### REQUIREMENTS
Exactly as written, retype the listing below, omitting the pictures.
═════ DATA LINES
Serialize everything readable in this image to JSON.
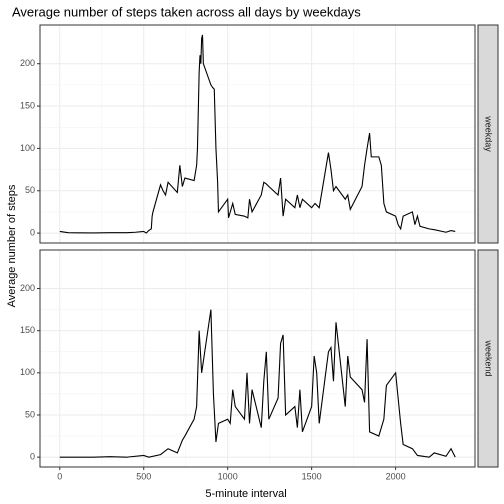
{
  "title": "Average number of steps taken across all days by weekdays",
  "x_label": "5-minute interval",
  "y_label": "Average number of steps",
  "chart_data": [
    {
      "type": "line",
      "strip": "weekday",
      "color": "#000000",
      "grid": true,
      "xlim": [
        -117.75,
        2472.75
      ],
      "ylim": [
        -11.7,
        245.7
      ],
      "xticks": [
        0,
        500,
        1000,
        1500,
        2000
      ],
      "yticks": [
        0,
        50,
        100,
        150,
        200
      ],
      "x": [
        0,
        50,
        100,
        200,
        300,
        400,
        450,
        500,
        515,
        530,
        545,
        550,
        555,
        600,
        615,
        630,
        645,
        700,
        715,
        730,
        745,
        800,
        815,
        820,
        830,
        835,
        840,
        845,
        850,
        855,
        900,
        910,
        920,
        930,
        940,
        945,
        1000,
        1005,
        1030,
        1045,
        1100,
        1120,
        1130,
        1145,
        1200,
        1215,
        1230,
        1245,
        1300,
        1315,
        1330,
        1345,
        1400,
        1415,
        1430,
        1445,
        1500,
        1520,
        1545,
        1600,
        1615,
        1630,
        1645,
        1700,
        1715,
        1730,
        1800,
        1815,
        1830,
        1845,
        1855,
        1900,
        1915,
        1930,
        1945,
        2000,
        2015,
        2030,
        2045,
        2100,
        2115,
        2130,
        2145,
        2200,
        2230,
        2300,
        2330,
        2355
      ],
      "values": [
        2,
        0.5,
        0.3,
        0.2,
        0.5,
        0.5,
        1,
        2,
        0,
        3,
        5,
        20,
        25,
        57,
        50,
        45,
        60,
        48,
        80,
        55,
        65,
        62,
        80,
        100,
        190,
        210,
        200,
        230,
        234,
        200,
        175,
        172,
        170,
        100,
        60,
        25,
        40,
        18,
        35,
        22,
        20,
        18,
        40,
        25,
        45,
        60,
        58,
        55,
        45,
        65,
        20,
        40,
        30,
        45,
        30,
        40,
        30,
        35,
        30,
        95,
        75,
        50,
        55,
        40,
        45,
        28,
        55,
        80,
        100,
        118,
        90,
        90,
        80,
        35,
        25,
        20,
        10,
        5,
        20,
        25,
        10,
        20,
        8,
        5,
        4,
        1,
        3,
        2
      ]
    },
    {
      "type": "line",
      "strip": "weekend",
      "color": "#000000",
      "grid": true,
      "xlim": [
        -117.75,
        2472.75
      ],
      "ylim": [
        -11.7,
        245.7
      ],
      "xticks": [
        0,
        500,
        1000,
        1500,
        2000
      ],
      "yticks": [
        0,
        50,
        100,
        150,
        200
      ],
      "x": [
        0,
        100,
        200,
        300,
        400,
        500,
        530,
        600,
        645,
        700,
        730,
        745,
        800,
        815,
        830,
        845,
        900,
        915,
        930,
        945,
        1000,
        1015,
        1030,
        1045,
        1100,
        1115,
        1130,
        1145,
        1200,
        1215,
        1230,
        1245,
        1300,
        1315,
        1330,
        1345,
        1400,
        1415,
        1430,
        1445,
        1500,
        1515,
        1530,
        1545,
        1600,
        1615,
        1630,
        1645,
        1700,
        1715,
        1730,
        1800,
        1815,
        1830,
        1845,
        1900,
        1930,
        1945,
        2000,
        2015,
        2030,
        2045,
        2100,
        2130,
        2200,
        2230,
        2300,
        2330,
        2355
      ],
      "values": [
        0,
        0,
        0,
        0.5,
        0,
        2,
        0,
        3,
        10,
        5,
        20,
        25,
        45,
        60,
        150,
        100,
        175,
        75,
        18,
        40,
        45,
        40,
        80,
        60,
        45,
        100,
        40,
        80,
        35,
        90,
        125,
        45,
        70,
        135,
        145,
        50,
        60,
        35,
        80,
        30,
        60,
        120,
        100,
        40,
        125,
        130,
        90,
        160,
        60,
        120,
        95,
        80,
        65,
        140,
        30,
        25,
        45,
        85,
        100,
        70,
        40,
        15,
        10,
        2,
        0,
        5,
        1,
        10,
        0
      ]
    }
  ]
}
══════════
### RESPONSE
Serialize everything readable in this image to JSON.
{
  "title": "Average number of steps taken across all days by weekdays",
  "x_label": "5-minute interval",
  "y_label": "Average number of steps",
  "chart_data": [
    {
      "type": "line",
      "strip": "weekday",
      "color": "#000000",
      "grid": true,
      "xlim": [
        -117.75,
        2472.75
      ],
      "ylim": [
        -11.7,
        245.7
      ],
      "xticks": [
        0,
        500,
        1000,
        1500,
        2000
      ],
      "yticks": [
        0,
        50,
        100,
        150,
        200
      ],
      "x": [
        0,
        50,
        100,
        200,
        300,
        400,
        450,
        500,
        515,
        530,
        545,
        550,
        555,
        600,
        615,
        630,
        645,
        700,
        715,
        730,
        745,
        800,
        815,
        820,
        830,
        835,
        840,
        845,
        850,
        855,
        900,
        910,
        920,
        930,
        940,
        945,
        1000,
        1005,
        1030,
        1045,
        1100,
        1120,
        1130,
        1145,
        1200,
        1215,
        1230,
        1245,
        1300,
        1315,
        1330,
        1345,
        1400,
        1415,
        1430,
        1445,
        1500,
        1520,
        1545,
        1600,
        1615,
        1630,
        1645,
        1700,
        1715,
        1730,
        1800,
        1815,
        1830,
        1845,
        1855,
        1900,
        1915,
        1930,
        1945,
        2000,
        2015,
        2030,
        2045,
        2100,
        2115,
        2130,
        2145,
        2200,
        2230,
        2300,
        2330,
        2355
      ],
      "values": [
        2,
        0.5,
        0.3,
        0.2,
        0.5,
        0.5,
        1,
        2,
        0,
        3,
        5,
        20,
        25,
        57,
        50,
        45,
        60,
        48,
        80,
        55,
        65,
        62,
        80,
        100,
        190,
        210,
        200,
        230,
        234,
        200,
        175,
        172,
        170,
        100,
        60,
        25,
        40,
        18,
        35,
        22,
        20,
        18,
        40,
        25,
        45,
        60,
        58,
        55,
        45,
        65,
        20,
        40,
        30,
        45,
        30,
        40,
        30,
        35,
        30,
        95,
        75,
        50,
        55,
        40,
        45,
        28,
        55,
        80,
        100,
        118,
        90,
        90,
        80,
        35,
        25,
        20,
        10,
        5,
        20,
        25,
        10,
        20,
        8,
        5,
        4,
        1,
        3,
        2
      ]
    },
    {
      "type": "line",
      "strip": "weekend",
      "color": "#000000",
      "grid": true,
      "xlim": [
        -117.75,
        2472.75
      ],
      "ylim": [
        -11.7,
        245.7
      ],
      "xticks": [
        0,
        500,
        1000,
        1500,
        2000
      ],
      "yticks": [
        0,
        50,
        100,
        150,
        200
      ],
      "x": [
        0,
        100,
        200,
        300,
        400,
        500,
        530,
        600,
        645,
        700,
        730,
        745,
        800,
        815,
        830,
        845,
        900,
        915,
        930,
        945,
        1000,
        1015,
        1030,
        1045,
        1100,
        1115,
        1130,
        1145,
        1200,
        1215,
        1230,
        1245,
        1300,
        1315,
        1330,
        1345,
        1400,
        1415,
        1430,
        1445,
        1500,
        1515,
        1530,
        1545,
        1600,
        1615,
        1630,
        1645,
        1700,
        1715,
        1730,
        1800,
        1815,
        1830,
        1845,
        1900,
        1930,
        1945,
        2000,
        2015,
        2030,
        2045,
        2100,
        2130,
        2200,
        2230,
        2300,
        2330,
        2355
      ],
      "values": [
        0,
        0,
        0,
        0.5,
        0,
        2,
        0,
        3,
        10,
        5,
        20,
        25,
        45,
        60,
        150,
        100,
        175,
        75,
        18,
        40,
        45,
        40,
        80,
        60,
        45,
        100,
        40,
        80,
        35,
        90,
        125,
        45,
        70,
        135,
        145,
        50,
        60,
        35,
        80,
        30,
        60,
        120,
        100,
        40,
        125,
        130,
        90,
        160,
        60,
        120,
        95,
        80,
        65,
        140,
        30,
        25,
        45,
        85,
        100,
        70,
        40,
        15,
        10,
        2,
        0,
        5,
        1,
        10,
        0
      ]
    }
  ]
}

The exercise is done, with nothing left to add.